◆ Written exercise: Using the data below, repeat all of it precisely.

---

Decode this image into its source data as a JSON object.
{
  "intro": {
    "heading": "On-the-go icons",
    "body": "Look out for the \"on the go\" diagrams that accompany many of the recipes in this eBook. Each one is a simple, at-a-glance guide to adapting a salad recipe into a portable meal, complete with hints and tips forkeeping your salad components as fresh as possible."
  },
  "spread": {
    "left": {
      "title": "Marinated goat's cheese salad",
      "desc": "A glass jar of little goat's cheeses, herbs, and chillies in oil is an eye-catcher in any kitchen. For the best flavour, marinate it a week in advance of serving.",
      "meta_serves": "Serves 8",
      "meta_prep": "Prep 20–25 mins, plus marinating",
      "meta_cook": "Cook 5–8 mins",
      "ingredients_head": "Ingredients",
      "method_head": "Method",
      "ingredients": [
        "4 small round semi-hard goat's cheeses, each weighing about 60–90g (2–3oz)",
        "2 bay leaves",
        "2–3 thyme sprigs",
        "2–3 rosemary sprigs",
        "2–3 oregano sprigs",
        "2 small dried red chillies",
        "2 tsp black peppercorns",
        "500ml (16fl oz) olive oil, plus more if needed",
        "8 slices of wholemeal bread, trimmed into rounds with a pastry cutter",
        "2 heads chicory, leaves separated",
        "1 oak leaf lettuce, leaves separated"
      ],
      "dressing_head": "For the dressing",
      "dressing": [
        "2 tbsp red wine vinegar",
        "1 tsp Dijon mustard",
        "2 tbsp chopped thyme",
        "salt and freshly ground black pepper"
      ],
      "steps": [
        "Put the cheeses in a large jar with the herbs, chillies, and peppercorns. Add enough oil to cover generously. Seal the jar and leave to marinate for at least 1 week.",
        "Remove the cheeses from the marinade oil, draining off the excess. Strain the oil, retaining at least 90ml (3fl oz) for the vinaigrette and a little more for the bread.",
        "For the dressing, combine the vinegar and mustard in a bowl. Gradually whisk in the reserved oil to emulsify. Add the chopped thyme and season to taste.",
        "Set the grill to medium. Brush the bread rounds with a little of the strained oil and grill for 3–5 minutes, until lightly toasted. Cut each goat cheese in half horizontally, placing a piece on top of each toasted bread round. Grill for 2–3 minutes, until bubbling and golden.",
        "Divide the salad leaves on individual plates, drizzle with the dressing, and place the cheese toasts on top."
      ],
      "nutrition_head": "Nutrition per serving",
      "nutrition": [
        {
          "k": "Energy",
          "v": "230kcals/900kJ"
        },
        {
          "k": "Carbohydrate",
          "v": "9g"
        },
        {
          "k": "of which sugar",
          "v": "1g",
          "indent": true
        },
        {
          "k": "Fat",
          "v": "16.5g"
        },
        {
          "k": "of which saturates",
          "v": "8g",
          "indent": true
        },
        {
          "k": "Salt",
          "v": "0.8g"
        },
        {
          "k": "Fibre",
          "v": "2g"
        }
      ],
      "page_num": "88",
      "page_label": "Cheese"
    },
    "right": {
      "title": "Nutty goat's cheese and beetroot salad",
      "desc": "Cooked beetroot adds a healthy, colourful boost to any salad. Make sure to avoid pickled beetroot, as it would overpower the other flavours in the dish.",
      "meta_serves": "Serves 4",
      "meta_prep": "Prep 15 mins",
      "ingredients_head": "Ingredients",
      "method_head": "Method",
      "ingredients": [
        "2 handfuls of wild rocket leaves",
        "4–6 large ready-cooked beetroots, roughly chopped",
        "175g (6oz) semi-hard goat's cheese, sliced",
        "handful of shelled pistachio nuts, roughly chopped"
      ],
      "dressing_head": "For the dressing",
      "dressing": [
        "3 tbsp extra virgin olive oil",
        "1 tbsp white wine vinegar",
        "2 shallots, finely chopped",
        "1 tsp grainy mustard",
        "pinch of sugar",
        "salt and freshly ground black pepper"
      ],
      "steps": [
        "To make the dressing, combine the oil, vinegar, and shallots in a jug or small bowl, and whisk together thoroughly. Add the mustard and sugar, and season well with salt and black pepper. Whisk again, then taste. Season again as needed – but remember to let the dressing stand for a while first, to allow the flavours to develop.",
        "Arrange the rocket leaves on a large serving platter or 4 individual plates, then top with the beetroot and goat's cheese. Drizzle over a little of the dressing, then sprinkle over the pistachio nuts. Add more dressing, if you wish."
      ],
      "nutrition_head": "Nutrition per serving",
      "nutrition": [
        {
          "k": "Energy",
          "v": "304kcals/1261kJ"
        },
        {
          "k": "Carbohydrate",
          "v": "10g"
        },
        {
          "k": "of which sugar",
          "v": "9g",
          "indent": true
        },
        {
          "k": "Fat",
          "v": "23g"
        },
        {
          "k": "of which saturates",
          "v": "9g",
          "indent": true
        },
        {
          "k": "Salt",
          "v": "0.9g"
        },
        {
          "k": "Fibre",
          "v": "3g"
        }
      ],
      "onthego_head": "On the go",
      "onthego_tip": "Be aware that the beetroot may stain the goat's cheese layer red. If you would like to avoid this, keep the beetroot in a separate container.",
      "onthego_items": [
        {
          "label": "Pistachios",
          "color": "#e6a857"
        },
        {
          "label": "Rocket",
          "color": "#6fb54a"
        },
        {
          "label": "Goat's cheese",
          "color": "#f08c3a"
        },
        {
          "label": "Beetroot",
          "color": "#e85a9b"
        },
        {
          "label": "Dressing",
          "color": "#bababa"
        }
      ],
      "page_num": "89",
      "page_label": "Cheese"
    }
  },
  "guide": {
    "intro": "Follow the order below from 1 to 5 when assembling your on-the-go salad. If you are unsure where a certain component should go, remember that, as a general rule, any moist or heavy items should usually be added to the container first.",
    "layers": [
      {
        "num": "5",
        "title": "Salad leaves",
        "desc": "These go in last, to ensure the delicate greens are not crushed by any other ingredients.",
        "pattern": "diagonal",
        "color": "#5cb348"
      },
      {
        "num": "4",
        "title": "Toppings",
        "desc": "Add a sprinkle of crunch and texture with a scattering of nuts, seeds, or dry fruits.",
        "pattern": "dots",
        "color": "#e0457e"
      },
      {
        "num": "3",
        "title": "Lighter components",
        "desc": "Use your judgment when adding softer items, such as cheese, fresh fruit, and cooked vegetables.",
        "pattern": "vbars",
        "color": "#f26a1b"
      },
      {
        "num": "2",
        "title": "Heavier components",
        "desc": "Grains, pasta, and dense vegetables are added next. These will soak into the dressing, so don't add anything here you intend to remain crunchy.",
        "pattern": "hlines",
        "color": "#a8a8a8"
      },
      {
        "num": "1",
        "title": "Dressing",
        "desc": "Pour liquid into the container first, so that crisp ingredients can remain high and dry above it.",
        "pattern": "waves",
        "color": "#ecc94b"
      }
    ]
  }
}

---

◆ Exercise answer:
Decode this image into its source data as a JSON object.
{
  "intro": {
    "heading": "On-the-go icons",
    "body": "Look out for the \"on the go\" diagrams that accompany many of the recipes in this eBook. Each one is a simple, at-a-glance guide to adapting a salad recipe into a portable meal, complete with hints and tips forkeeping your salad components as fresh as possible."
  },
  "spread": {
    "left": {
      "title": "Marinated goat's cheese salad",
      "desc": "A glass jar of little goat's cheeses, herbs, and chillies in oil is an eye-catcher in any kitchen. For the best flavour, marinate it a week in advance of serving.",
      "meta_serves": "Serves 8",
      "meta_prep": "Prep 20–25 mins, plus marinating",
      "meta_cook": "Cook 5–8 mins",
      "ingredients_head": "Ingredients",
      "method_head": "Method",
      "ingredients": [
        "4 small round semi-hard goat's cheeses, each weighing about 60–90g (2–3oz)",
        "2 bay leaves",
        "2–3 thyme sprigs",
        "2–3 rosemary sprigs",
        "2–3 oregano sprigs",
        "2 small dried red chillies",
        "2 tsp black peppercorns",
        "500ml (16fl oz) olive oil, plus more if needed",
        "8 slices of wholemeal bread, trimmed into rounds with a pastry cutter",
        "2 heads chicory, leaves separated",
        "1 oak leaf lettuce, leaves separated"
      ],
      "dressing_head": "For the dressing",
      "dressing": [
        "2 tbsp red wine vinegar",
        "1 tsp Dijon mustard",
        "2 tbsp chopped thyme",
        "salt and freshly ground black pepper"
      ],
      "steps": [
        "Put the cheeses in a large jar with the herbs, chillies, and peppercorns. Add enough oil to cover generously. Seal the jar and leave to marinate for at least 1 week.",
        "Remove the cheeses from the marinade oil, draining off the excess. Strain the oil, retaining at least 90ml (3fl oz) for the vinaigrette and a little more for the bread.",
        "For the dressing, combine the vinegar and mustard in a bowl. Gradually whisk in the reserved oil to emulsify. Add the chopped thyme and season to taste.",
        "Set the grill to medium. Brush the bread rounds with a little of the strained oil and grill for 3–5 minutes, until lightly toasted. Cut each goat cheese in half horizontally, placing a piece on top of each toasted bread round. Grill for 2–3 minutes, until bubbling and golden.",
        "Divide the salad leaves on individual plates, drizzle with the dressing, and place the cheese toasts on top."
      ],
      "nutrition_head": "Nutrition per serving",
      "nutrition": [
        {
          "k": "Energy",
          "v": "230kcals/900kJ"
        },
        {
          "k": "Carbohydrate",
          "v": "9g"
        },
        {
          "k": "of which sugar",
          "v": "1g",
          "indent": true
        },
        {
          "k": "Fat",
          "v": "16.5g"
        },
        {
          "k": "of which saturates",
          "v": "8g",
          "indent": true
        },
        {
          "k": "Salt",
          "v": "0.8g"
        },
        {
          "k": "Fibre",
          "v": "2g"
        }
      ],
      "page_num": "88",
      "page_label": "Cheese"
    },
    "right": {
      "title": "Nutty goat's cheese and beetroot salad",
      "desc": "Cooked beetroot adds a healthy, colourful boost to any salad. Make sure to avoid pickled beetroot, as it would overpower the other flavours in the dish.",
      "meta_serves": "Serves 4",
      "meta_prep": "Prep 15 mins",
      "ingredients_head": "Ingredients",
      "method_head": "Method",
      "ingredients": [
        "2 handfuls of wild rocket leaves",
        "4–6 large ready-cooked beetroots, roughly chopped",
        "175g (6oz) semi-hard goat's cheese, sliced",
        "handful of shelled pistachio nuts, roughly chopped"
      ],
      "dressing_head": "For the dressing",
      "dressing": [
        "3 tbsp extra virgin olive oil",
        "1 tbsp white wine vinegar",
        "2 shallots, finely chopped",
        "1 tsp grainy mustard",
        "pinch of sugar",
        "salt and freshly ground black pepper"
      ],
      "steps": [
        "To make the dressing, combine the oil, vinegar, and shallots in a jug or small bowl, and whisk together thoroughly. Add the mustard and sugar, and season well with salt and black pepper. Whisk again, then taste. Season again as needed – but remember to let the dressing stand for a while first, to allow the flavours to develop.",
        "Arrange the rocket leaves on a large serving platter or 4 individual plates, then top with the beetroot and goat's cheese. Drizzle over a little of the dressing, then sprinkle over the pistachio nuts. Add more dressing, if you wish."
      ],
      "nutrition_head": "Nutrition per serving",
      "nutrition": [
        {
          "k": "Energy",
          "v": "304kcals/1261kJ"
        },
        {
          "k": "Carbohydrate",
          "v": "10g"
        },
        {
          "k": "of which sugar",
          "v": "9g",
          "indent": true
        },
        {
          "k": "Fat",
          "v": "23g"
        },
        {
          "k": "of which saturates",
          "v": "9g",
          "indent": true
        },
        {
          "k": "Salt",
          "v": "0.9g"
        },
        {
          "k": "Fibre",
          "v": "3g"
        }
      ],
      "onthego_head": "On the go",
      "onthego_tip": "Be aware that the beetroot may stain the goat's cheese layer red. If you would like to avoid this, keep the beetroot in a separate container.",
      "onthego_items": [
        {
          "label": "Pistachios",
          "color": "#e6a857"
        },
        {
          "label": "Rocket",
          "color": "#6fb54a"
        },
        {
          "label": "Goat's cheese",
          "color": "#f08c3a"
        },
        {
          "label": "Beetroot",
          "color": "#e85a9b"
        },
        {
          "label": "Dressing",
          "color": "#bababa"
        }
      ],
      "page_num": "89",
      "page_label": "Cheese"
    }
  },
  "guide": {
    "intro": "Follow the order below from 1 to 5 when assembling your on-the-go salad. If you are unsure where a certain component should go, remember that, as a general rule, any moist or heavy items should usually be added to the container first.",
    "layers": [
      {
        "num": "5",
        "title": "Salad leaves",
        "desc": "These go in last, to ensure the delicate greens are not crushed by any other ingredients.",
        "pattern": "diagonal",
        "color": "#5cb348"
      },
      {
        "num": "4",
        "title": "Toppings",
        "desc": "Add a sprinkle of crunch and texture with a scattering of nuts, seeds, or dry fruits.",
        "pattern": "dots",
        "color": "#e0457e"
      },
      {
        "num": "3",
        "title": "Lighter components",
        "desc": "Use your judgment when adding softer items, such as cheese, fresh fruit, and cooked vegetables.",
        "pattern": "vbars",
        "color": "#f26a1b"
      },
      {
        "num": "2",
        "title": "Heavier components",
        "desc": "Grains, pasta, and dense vegetables are added next. These will soak into the dressing, so don't add anything here you intend to remain crunchy.",
        "pattern": "hlines",
        "color": "#a8a8a8"
      },
      {
        "num": "1",
        "title": "Dressing",
        "desc": "Pour liquid into the container first, so that crisp ingredients can remain high and dry above it.",
        "pattern": "waves",
        "color": "#ecc94b"
      }
    ]
  }
}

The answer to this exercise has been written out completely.